Exactly as written, quote every line that follows, skipping the images.

→ **SOURCE MATERIAL**
* Begin *

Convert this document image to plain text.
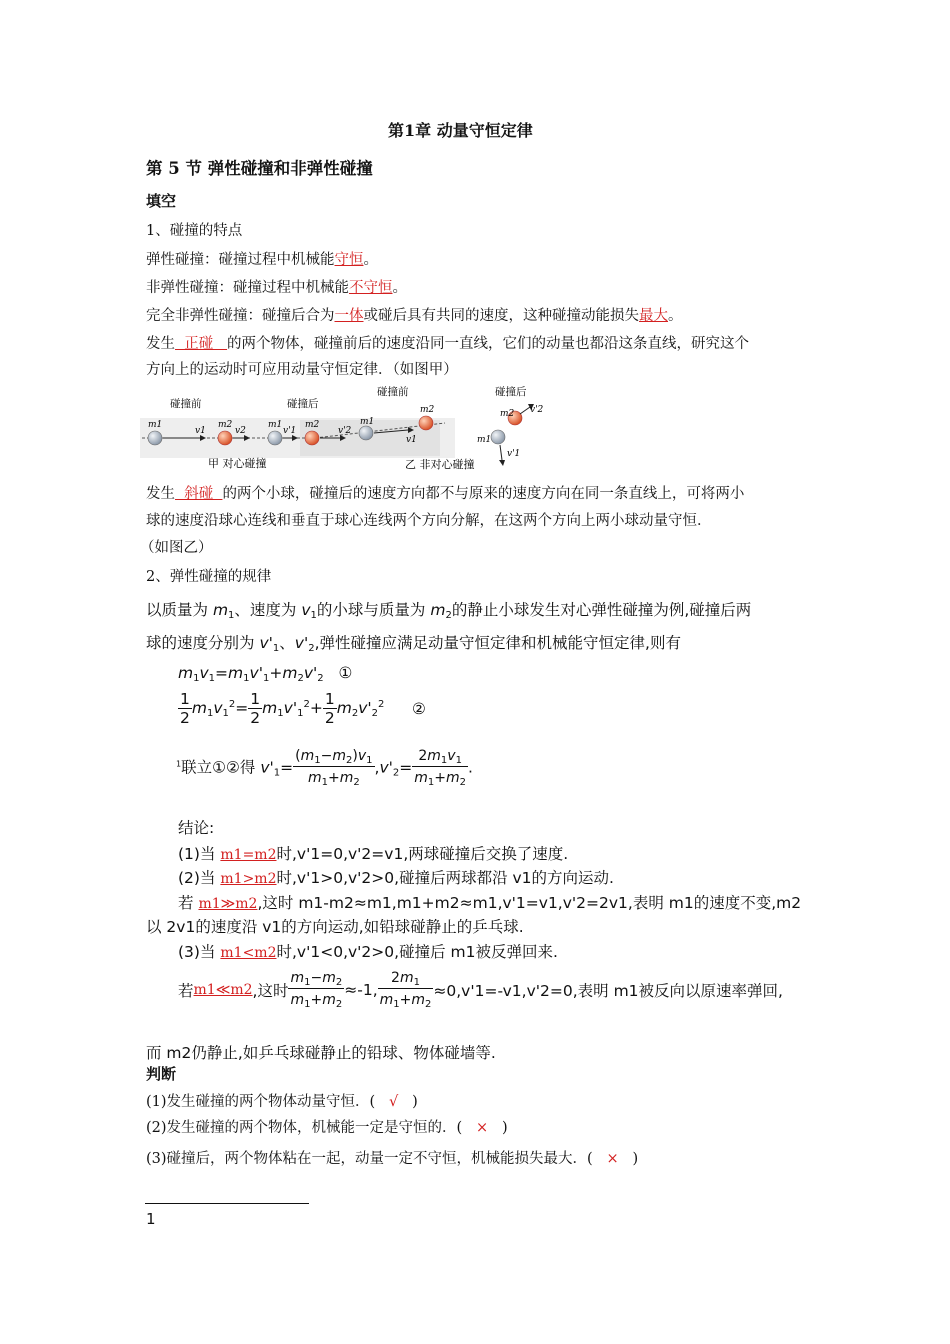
第1章 动量守恒定律
第 5 节 弹性碰撞和非弹性碰撞
填空
1、碰撞的特点
弹性碰撞：碰撞过程中机械能守恒。
非弹性碰撞：碰撞过程中机械能不守恒。
完全非弹性碰撞：碰撞后合为一体或碰后具有共同的速度，这种碰撞动能损失最大。
发生  正碰   的两个物体，碰撞前后的速度沿同一直线，它们的动量也都沿这条直线，研究这个
方向上的运动时可应用动量守恒定律．（如图甲）
碰撞前	碰撞后
碰撞前	碰撞后
m1	m2
v1	v2
m1	m2
v'1	v'2
m1
m2
v1
m2 v'2
m1
v'1
甲 对心碰撞	乙 非对心碰撞
发生  斜碰  的两个小球，碰撞后的速度方向都不与原来的速度方向在同一条直线上，可将两小
球的速度沿球心连线和垂直于球心连线两个方向分解，在这两个方向上两小球动量守恒．
（如图乙）
2、弹性碰撞的规律
以质量为 $m_1$、速度为 $v_1$的小球与质量为 $m_2$的静止小球发生对心弹性碰撞为例,碰撞后两
球的速度分别为 $v'_1$、$v'_2$,弹性碰撞应满足动量守恒定律和机械能守恒定律,则有
$m_1v_1=m_1v'_1+m_2v'_2$ ①
$\frac{1}{2} m_1v_1^2= \frac{1}{2} m_1v'_1^2+ \frac{1}{2} m_2v'_2^2$ ②
$^1$联立①②得 $v'_1= \frac{(m_1-m_2)v_1}{m_1+m_2} ,v'_2= \frac{2m_1v_1}{m_1+m_2}$ .
结论:
(1)当 m1=m2时,v'1=0,v'2=v1,两球碰撞后交换了速度.
(2)当 m1>m2时,v'1>0,v'2>0,碰撞后两球都沿 v1的方向运动.
若 m1≫m2,这时 m1-m2≈m1,m1+m2≈m1,v'1=v1,v'2=2v1,表明 m1的速度不变,m2
以 2v1的速度沿 v1的方向运动,如铅球碰静止的乒乓球.
(3)当 m1<m2时,v'1<0,v'2>0,碰撞后 m1被反弹回来.
若m1≪m2,这时 $\frac{m_1-m_2}{m_1+m_2} \approx-1$, $\frac{2m_1}{m_1+m_2} \approx 0,v'1=-v1,v'2=0$,表明 m1被反向以原速率弹回,
而 m2仍静止,如乒乓球碰静止的铅球、物体碰墙等.
判断
(1)发生碰撞的两个物体动量守恒．( √ )
(2)发生碰撞的两个物体，机械能一定是守恒的．( × )
(3)碰撞后，两个物体粘在一起，动量一定不守恒，机械能损失最大．( × )
1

* End *

→ **SOLUTION FOR THIS EXERCISE**
Convert this document image to plain text.
第1章 动量守恒定律
第 5 节 弹性碰撞和非弹性碰撞
填空
1、碰撞的特点
弹性碰撞：碰撞过程中机械能守恒。
非弹性碰撞：碰撞过程中机械能不守恒。
完全非弹性碰撞：碰撞后合为一体或碰后具有共同的速度，这种碰撞动能损失最大。
发生  正碰   的两个物体，碰撞前后的速度沿同一直线，它们的动量也都沿这条直线，研究这个
方向上的运动时可应用动量守恒定律．（如图甲）
碰撞前	碰撞后
碰撞前	碰撞后
m1	m2
v1	v2
m1	m2
v'1	v'2
m1
m2
v1
m2 v'2
m1
v'1
甲 对心碰撞	乙 非对心碰撞
发生  斜碰  的两个小球，碰撞后的速度方向都不与原来的速度方向在同一条直线上，可将两小
球的速度沿球心连线和垂直于球心连线两个方向分解，在这两个方向上两小球动量守恒．
（如图乙）
2、弹性碰撞的规律
以质量为 $m_1$、速度为 $v_1$的小球与质量为 $m_2$的静止小球发生对心弹性碰撞为例,碰撞后两
球的速度分别为 $v'_1$、$v'_2$,弹性碰撞应满足动量守恒定律和机械能守恒定律,则有
$m_1v_1=m_1v'_1+m_2v'_2$ ①
$\frac{1}{2} m_1v_1^2= \frac{1}{2} m_1v'_1^2+ \frac{1}{2} m_2v'_2^2$ ②
$^1$联立①②得 $v'_1= \frac{(m_1-m_2)v_1}{m_1+m_2} ,v'_2= \frac{2m_1v_1}{m_1+m_2}$ .
结论:
(1)当 m1=m2时,v'1=0,v'2=v1,两球碰撞后交换了速度.
(2)当 m1>m2时,v'1>0,v'2>0,碰撞后两球都沿 v1的方向运动.
若 m1≫m2,这时 m1-m2≈m1,m1+m2≈m1,v'1=v1,v'2=2v1,表明 m1的速度不变,m2
以 2v1的速度沿 v1的方向运动,如铅球碰静止的乒乓球.
(3)当 m1<m2时,v'1<0,v'2>0,碰撞后 m1被反弹回来.
若m1≪m2,这时 $\frac{m_1-m_2}{m_1+m_2} \approx-1$, $\frac{2m_1}{m_1+m_2} \approx 0,v'1=-v1,v'2=0$,表明 m1被反向以原速率弹回,
而 m2仍静止,如乒乓球碰静止的铅球、物体碰墙等.
判断
(1)发生碰撞的两个物体动量守恒．( √ )
(2)发生碰撞的两个物体，机械能一定是守恒的．( × )
(3)碰撞后，两个物体粘在一起，动量一定不守恒，机械能损失最大．( × )
1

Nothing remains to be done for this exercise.